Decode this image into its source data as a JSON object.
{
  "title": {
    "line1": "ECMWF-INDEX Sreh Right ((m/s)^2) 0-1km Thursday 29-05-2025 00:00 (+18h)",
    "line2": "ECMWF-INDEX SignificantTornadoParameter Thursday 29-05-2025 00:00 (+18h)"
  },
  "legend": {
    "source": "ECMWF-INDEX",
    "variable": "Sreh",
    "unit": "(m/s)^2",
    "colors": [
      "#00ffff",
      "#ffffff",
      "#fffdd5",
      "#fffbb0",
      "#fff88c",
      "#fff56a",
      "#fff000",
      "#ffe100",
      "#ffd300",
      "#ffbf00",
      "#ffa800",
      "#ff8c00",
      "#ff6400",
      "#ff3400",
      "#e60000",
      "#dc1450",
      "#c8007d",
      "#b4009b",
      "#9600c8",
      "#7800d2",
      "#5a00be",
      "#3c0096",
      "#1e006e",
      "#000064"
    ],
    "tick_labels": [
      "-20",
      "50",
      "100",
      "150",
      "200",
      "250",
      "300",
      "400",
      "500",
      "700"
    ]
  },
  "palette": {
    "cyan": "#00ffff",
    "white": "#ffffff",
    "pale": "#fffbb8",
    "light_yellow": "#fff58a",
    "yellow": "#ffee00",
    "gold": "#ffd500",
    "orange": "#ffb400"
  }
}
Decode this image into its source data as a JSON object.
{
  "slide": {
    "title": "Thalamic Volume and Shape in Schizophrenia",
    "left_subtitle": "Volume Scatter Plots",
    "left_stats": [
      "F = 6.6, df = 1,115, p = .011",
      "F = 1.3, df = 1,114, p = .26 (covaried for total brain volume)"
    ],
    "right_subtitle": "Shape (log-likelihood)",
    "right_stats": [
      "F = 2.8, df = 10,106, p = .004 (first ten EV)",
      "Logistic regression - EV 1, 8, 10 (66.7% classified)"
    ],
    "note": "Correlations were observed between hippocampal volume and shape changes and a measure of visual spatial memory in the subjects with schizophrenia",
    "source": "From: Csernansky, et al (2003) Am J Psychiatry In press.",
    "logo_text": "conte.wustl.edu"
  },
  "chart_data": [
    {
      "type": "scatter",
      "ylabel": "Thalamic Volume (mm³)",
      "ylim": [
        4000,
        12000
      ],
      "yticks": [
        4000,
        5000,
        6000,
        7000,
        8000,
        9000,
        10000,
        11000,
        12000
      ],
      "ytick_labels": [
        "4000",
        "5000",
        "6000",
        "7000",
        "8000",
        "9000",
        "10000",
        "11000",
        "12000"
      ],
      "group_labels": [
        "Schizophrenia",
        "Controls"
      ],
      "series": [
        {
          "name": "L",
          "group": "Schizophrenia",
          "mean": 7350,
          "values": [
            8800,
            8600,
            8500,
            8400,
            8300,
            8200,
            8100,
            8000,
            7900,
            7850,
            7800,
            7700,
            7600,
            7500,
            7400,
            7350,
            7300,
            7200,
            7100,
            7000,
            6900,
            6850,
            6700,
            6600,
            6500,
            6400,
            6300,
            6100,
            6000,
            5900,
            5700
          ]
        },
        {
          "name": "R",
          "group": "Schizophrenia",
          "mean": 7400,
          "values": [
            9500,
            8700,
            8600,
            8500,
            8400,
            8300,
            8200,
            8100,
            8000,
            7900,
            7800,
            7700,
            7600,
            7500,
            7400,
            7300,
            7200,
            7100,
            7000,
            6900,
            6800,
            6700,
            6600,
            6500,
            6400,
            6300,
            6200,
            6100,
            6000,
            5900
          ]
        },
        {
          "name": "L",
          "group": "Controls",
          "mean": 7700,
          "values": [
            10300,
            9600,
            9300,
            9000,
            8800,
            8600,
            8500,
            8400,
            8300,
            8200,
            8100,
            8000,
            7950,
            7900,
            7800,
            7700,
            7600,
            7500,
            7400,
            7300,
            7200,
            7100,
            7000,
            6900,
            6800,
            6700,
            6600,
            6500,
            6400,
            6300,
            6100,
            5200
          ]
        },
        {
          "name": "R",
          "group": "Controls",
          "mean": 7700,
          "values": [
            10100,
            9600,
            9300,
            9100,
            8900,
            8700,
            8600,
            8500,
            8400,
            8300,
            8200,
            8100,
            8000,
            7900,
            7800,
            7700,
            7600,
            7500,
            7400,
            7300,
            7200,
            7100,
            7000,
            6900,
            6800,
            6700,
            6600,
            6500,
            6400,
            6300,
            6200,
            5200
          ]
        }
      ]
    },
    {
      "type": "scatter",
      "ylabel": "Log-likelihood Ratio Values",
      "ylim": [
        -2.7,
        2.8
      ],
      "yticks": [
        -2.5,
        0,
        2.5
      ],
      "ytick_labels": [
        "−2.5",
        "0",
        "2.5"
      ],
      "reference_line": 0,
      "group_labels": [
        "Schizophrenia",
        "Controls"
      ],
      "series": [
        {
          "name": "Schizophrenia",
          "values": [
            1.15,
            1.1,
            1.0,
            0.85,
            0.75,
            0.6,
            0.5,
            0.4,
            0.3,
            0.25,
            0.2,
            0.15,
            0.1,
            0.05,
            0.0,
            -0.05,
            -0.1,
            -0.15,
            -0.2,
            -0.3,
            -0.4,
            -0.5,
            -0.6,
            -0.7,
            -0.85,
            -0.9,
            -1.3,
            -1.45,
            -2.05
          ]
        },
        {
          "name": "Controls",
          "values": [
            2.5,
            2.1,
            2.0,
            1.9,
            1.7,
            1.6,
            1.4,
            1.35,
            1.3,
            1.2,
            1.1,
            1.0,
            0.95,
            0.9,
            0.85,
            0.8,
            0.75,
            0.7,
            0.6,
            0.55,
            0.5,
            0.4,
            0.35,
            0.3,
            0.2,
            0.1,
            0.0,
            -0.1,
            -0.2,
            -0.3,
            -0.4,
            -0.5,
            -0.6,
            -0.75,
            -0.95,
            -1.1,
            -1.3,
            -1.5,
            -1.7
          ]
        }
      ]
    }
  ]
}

Task description
From the material above, copy each line that includes the word "Sreh".

Written solution
    "line1": "ECMWF-INDEX Sreh Right ((m/s)^2) 0-1km Thursday 29-05-2025 00:00 (+18h)",
    "variable": "Sreh",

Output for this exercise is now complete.